begin Task inputs
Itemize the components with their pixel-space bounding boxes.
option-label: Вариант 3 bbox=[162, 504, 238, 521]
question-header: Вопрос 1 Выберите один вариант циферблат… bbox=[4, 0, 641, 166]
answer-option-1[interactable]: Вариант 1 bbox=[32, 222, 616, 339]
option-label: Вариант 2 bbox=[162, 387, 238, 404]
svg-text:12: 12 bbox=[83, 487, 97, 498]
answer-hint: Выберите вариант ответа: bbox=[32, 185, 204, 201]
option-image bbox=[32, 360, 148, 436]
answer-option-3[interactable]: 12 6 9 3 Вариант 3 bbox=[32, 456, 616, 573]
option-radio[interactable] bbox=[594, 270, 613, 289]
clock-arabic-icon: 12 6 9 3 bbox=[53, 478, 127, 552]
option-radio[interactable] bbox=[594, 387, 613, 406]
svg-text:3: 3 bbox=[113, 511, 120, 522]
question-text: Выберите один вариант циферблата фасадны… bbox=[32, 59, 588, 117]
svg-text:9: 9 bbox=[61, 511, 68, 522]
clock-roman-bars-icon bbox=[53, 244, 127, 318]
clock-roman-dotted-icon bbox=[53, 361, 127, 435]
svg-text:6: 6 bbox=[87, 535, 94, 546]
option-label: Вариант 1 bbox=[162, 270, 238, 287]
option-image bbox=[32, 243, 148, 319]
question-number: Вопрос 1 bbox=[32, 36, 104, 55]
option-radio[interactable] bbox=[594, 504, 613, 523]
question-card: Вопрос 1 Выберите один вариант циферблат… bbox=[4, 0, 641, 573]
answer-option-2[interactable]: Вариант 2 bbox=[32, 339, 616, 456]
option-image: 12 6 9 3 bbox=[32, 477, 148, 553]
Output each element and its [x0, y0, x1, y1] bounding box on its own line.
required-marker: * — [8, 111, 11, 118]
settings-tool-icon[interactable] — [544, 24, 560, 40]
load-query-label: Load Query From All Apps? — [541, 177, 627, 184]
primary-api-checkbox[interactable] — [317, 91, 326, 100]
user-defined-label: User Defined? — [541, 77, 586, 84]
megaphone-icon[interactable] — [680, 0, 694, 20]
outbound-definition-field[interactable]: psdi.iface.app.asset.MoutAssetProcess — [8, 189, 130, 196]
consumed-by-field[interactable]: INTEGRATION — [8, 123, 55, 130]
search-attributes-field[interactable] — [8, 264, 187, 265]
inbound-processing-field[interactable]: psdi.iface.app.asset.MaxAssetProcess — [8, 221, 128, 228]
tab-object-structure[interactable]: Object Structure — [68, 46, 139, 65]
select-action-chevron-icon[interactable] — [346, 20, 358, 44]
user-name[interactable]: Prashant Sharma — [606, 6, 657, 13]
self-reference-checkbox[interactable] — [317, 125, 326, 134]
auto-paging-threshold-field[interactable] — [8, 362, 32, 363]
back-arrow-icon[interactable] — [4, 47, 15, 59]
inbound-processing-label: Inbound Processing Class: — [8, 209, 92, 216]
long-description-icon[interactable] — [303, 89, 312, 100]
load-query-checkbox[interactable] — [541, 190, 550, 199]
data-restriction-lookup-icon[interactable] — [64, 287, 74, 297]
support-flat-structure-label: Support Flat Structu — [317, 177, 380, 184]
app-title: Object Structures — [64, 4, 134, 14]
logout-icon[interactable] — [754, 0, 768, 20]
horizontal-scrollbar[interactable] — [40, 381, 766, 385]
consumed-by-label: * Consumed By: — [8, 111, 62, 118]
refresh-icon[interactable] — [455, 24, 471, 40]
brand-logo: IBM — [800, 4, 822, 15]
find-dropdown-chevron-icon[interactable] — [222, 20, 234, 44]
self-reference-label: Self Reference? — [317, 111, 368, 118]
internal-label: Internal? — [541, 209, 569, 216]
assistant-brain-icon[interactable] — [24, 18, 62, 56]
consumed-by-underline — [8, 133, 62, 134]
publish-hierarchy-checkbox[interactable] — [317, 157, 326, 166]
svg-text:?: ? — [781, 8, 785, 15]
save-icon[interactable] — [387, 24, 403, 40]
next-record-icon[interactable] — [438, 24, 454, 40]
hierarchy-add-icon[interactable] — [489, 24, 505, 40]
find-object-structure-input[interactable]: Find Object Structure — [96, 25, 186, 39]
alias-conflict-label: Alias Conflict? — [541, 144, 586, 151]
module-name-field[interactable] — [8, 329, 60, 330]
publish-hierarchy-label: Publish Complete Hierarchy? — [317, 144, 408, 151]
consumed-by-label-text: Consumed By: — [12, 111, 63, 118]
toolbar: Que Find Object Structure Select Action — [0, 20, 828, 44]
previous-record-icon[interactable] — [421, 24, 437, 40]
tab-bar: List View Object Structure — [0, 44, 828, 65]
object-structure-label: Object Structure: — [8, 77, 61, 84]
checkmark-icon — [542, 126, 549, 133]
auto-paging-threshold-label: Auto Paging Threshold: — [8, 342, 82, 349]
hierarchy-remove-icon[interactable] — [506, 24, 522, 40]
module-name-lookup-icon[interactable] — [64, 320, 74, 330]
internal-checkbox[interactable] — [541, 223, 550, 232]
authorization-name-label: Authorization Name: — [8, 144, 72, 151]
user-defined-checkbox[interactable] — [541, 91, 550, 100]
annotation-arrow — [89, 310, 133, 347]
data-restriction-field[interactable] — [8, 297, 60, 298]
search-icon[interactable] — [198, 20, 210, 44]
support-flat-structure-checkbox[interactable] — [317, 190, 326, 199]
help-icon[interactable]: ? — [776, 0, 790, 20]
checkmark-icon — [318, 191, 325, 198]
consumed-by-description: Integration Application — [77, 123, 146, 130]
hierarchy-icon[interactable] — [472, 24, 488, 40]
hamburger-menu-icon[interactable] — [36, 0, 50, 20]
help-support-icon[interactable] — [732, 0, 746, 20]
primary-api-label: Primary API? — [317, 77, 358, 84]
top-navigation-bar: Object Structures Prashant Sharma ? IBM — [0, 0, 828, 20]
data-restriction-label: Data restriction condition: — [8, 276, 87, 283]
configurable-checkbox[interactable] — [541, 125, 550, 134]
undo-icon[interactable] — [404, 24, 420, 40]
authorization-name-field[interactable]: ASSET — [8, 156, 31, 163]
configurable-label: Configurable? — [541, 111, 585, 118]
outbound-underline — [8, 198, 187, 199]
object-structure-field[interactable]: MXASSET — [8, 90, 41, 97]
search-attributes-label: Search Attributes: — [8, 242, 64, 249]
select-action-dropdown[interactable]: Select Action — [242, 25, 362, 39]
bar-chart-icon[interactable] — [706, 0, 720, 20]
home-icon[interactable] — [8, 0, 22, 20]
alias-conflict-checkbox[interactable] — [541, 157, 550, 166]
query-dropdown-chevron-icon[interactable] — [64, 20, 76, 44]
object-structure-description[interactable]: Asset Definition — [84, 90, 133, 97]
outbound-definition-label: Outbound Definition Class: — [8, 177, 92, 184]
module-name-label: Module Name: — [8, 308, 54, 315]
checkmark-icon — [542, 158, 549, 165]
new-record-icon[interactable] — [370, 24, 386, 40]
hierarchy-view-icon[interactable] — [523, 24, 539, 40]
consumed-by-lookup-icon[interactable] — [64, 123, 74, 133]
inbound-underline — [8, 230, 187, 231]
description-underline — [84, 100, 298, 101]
end Task inputs
» **Aim**: Please duplicate every line of the data above without any changes.

» **Answer to this problem**:
Itemize the components with their pixel-space bounding boxes.
option-label: Вариант 3 bbox=[162, 504, 238, 521]
question-header: Вопрос 1 Выберите один вариант циферблат… bbox=[4, 0, 641, 166]
answer-option-1[interactable]: Вариант 1 bbox=[32, 222, 616, 339]
option-label: Вариант 2 bbox=[162, 387, 238, 404]
svg-text:12: 12 bbox=[83, 487, 97, 498]
answer-hint: Выберите вариант ответа: bbox=[32, 185, 204, 201]
option-image bbox=[32, 360, 148, 436]
answer-option-3[interactable]: 12 6 9 3 Вариант 3 bbox=[32, 456, 616, 573]
option-radio[interactable] bbox=[594, 270, 613, 289]
clock-arabic-icon: 12 6 9 3 bbox=[53, 478, 127, 552]
option-radio[interactable] bbox=[594, 387, 613, 406]
svg-text:3: 3 bbox=[113, 511, 120, 522]
question-text: Выберите один вариант циферблата фасадны… bbox=[32, 59, 588, 117]
svg-text:9: 9 bbox=[61, 511, 68, 522]
clock-roman-bars-icon bbox=[53, 244, 127, 318]
clock-roman-dotted-icon bbox=[53, 361, 127, 435]
svg-text:6: 6 bbox=[87, 535, 94, 546]
option-label: Вариант 1 bbox=[162, 270, 238, 287]
option-image bbox=[32, 243, 148, 319]
question-number: Вопрос 1 bbox=[32, 36, 104, 55]
option-radio[interactable] bbox=[594, 504, 613, 523]
question-card: Вопрос 1 Выберите один вариант циферблат… bbox=[4, 0, 641, 573]
answer-option-2[interactable]: Вариант 2 bbox=[32, 339, 616, 456]
option-image: 12 6 9 3 bbox=[32, 477, 148, 553]
Output each element and its [x0, y0, x1, y1] bounding box on its own line.
required-marker: * — [8, 111, 11, 118]
settings-tool-icon[interactable] — [544, 24, 560, 40]
load-query-label: Load Query From All Apps? — [541, 177, 627, 184]
primary-api-checkbox[interactable] — [317, 91, 326, 100]
user-defined-label: User Defined? — [541, 77, 586, 84]
megaphone-icon[interactable] — [680, 0, 694, 20]
outbound-definition-field[interactable]: psdi.iface.app.asset.MoutAssetProcess — [8, 189, 130, 196]
consumed-by-field[interactable]: INTEGRATION — [8, 123, 55, 130]
search-attributes-field[interactable] — [8, 264, 187, 265]
inbound-processing-field[interactable]: psdi.iface.app.asset.MaxAssetProcess — [8, 221, 128, 228]
tab-object-structure[interactable]: Object Structure — [68, 46, 139, 65]
select-action-chevron-icon[interactable] — [346, 20, 358, 44]
user-name[interactable]: Prashant Sharma — [606, 6, 657, 13]
self-reference-checkbox[interactable] — [317, 125, 326, 134]
auto-paging-threshold-field[interactable] — [8, 362, 32, 363]
back-arrow-icon[interactable] — [4, 47, 15, 59]
inbound-processing-label: Inbound Processing Class: — [8, 209, 92, 216]
long-description-icon[interactable] — [303, 89, 312, 100]
load-query-checkbox[interactable] — [541, 190, 550, 199]
data-restriction-lookup-icon[interactable] — [64, 287, 74, 297]
support-flat-structure-label: Support Flat Structu — [317, 177, 380, 184]
app-title: Object Structures — [64, 4, 134, 14]
logout-icon[interactable] — [754, 0, 768, 20]
horizontal-scrollbar[interactable] — [40, 381, 766, 385]
consumed-by-label: * Consumed By: — [8, 111, 62, 118]
refresh-icon[interactable] — [455, 24, 471, 40]
brand-logo: IBM — [800, 4, 822, 15]
find-dropdown-chevron-icon[interactable] — [222, 20, 234, 44]
self-reference-label: Self Reference? — [317, 111, 368, 118]
internal-label: Internal? — [541, 209, 569, 216]
assistant-brain-icon[interactable] — [24, 18, 62, 56]
consumed-by-underline — [8, 133, 62, 134]
publish-hierarchy-checkbox[interactable] — [317, 157, 326, 166]
svg-text:?: ? — [781, 8, 785, 15]
save-icon[interactable] — [387, 24, 403, 40]
next-record-icon[interactable] — [438, 24, 454, 40]
hierarchy-add-icon[interactable] — [489, 24, 505, 40]
find-object-structure-input[interactable]: Find Object Structure — [96, 25, 186, 39]
alias-conflict-label: Alias Conflict? — [541, 144, 586, 151]
module-name-field[interactable] — [8, 329, 60, 330]
publish-hierarchy-label: Publish Complete Hierarchy? — [317, 144, 408, 151]
consumed-by-label-text: Consumed By: — [12, 111, 63, 118]
toolbar: Que Find Object Structure Select Action — [0, 20, 828, 44]
previous-record-icon[interactable] — [421, 24, 437, 40]
tab-bar: List View Object Structure — [0, 44, 828, 65]
object-structure-label: Object Structure: — [8, 77, 61, 84]
checkmark-icon — [542, 126, 549, 133]
auto-paging-threshold-label: Auto Paging Threshold: — [8, 342, 82, 349]
hierarchy-remove-icon[interactable] — [506, 24, 522, 40]
module-name-lookup-icon[interactable] — [64, 320, 74, 330]
internal-checkbox[interactable] — [541, 223, 550, 232]
authorization-name-label: Authorization Name: — [8, 144, 72, 151]
user-defined-checkbox[interactable] — [541, 91, 550, 100]
annotation-arrow — [89, 310, 133, 347]
data-restriction-field[interactable] — [8, 297, 60, 298]
search-icon[interactable] — [198, 20, 210, 44]
support-flat-structure-checkbox[interactable] — [317, 190, 326, 199]
help-icon[interactable]: ? — [776, 0, 790, 20]
checkmark-icon — [318, 191, 325, 198]
consumed-by-description: Integration Application — [77, 123, 146, 130]
hierarchy-icon[interactable] — [472, 24, 488, 40]
hamburger-menu-icon[interactable] — [36, 0, 50, 20]
help-support-icon[interactable] — [732, 0, 746, 20]
primary-api-label: Primary API? — [317, 77, 358, 84]
top-navigation-bar: Object Structures Prashant Sharma ? IBM — [0, 0, 828, 20]
data-restriction-label: Data restriction condition: — [8, 276, 87, 283]
configurable-checkbox[interactable] — [541, 125, 550, 134]
undo-icon[interactable] — [404, 24, 420, 40]
authorization-name-field[interactable]: ASSET — [8, 156, 31, 163]
configurable-label: Configurable? — [541, 111, 585, 118]
outbound-underline — [8, 198, 187, 199]
object-structure-field[interactable]: MXASSET — [8, 90, 41, 97]
search-attributes-label: Search Attributes: — [8, 242, 64, 249]
select-action-dropdown[interactable]: Select Action — [242, 25, 362, 39]
bar-chart-icon[interactable] — [706, 0, 720, 20]
home-icon[interactable] — [8, 0, 22, 20]
alias-conflict-checkbox[interactable] — [541, 157, 550, 166]
query-dropdown-chevron-icon[interactable] — [64, 20, 76, 44]
object-structure-description[interactable]: Asset Definition — [84, 90, 133, 97]
outbound-definition-label: Outbound Definition Class: — [8, 177, 92, 184]
module-name-label: Module Name: — [8, 308, 54, 315]
checkmark-icon — [542, 158, 549, 165]
new-record-icon[interactable] — [370, 24, 386, 40]
hierarchy-view-icon[interactable] — [523, 24, 539, 40]
consumed-by-lookup-icon[interactable] — [64, 123, 74, 133]
inbound-underline — [8, 230, 187, 231]
description-underline — [84, 100, 298, 101]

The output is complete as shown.